* Work to complete *
What is the number of lines in these records with "their" in them? Answer with that number only.
+++ Data shown
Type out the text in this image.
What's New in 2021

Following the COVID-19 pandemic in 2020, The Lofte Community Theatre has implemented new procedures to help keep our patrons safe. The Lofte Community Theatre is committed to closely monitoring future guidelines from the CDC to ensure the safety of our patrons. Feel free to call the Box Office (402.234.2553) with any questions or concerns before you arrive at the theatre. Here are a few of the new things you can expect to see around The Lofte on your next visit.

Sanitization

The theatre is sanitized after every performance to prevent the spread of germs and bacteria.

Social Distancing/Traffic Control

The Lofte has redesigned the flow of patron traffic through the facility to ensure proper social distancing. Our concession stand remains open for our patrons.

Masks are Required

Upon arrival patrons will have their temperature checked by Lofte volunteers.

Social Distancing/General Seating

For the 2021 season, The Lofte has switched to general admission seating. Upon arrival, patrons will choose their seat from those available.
++++++
* Task result *
2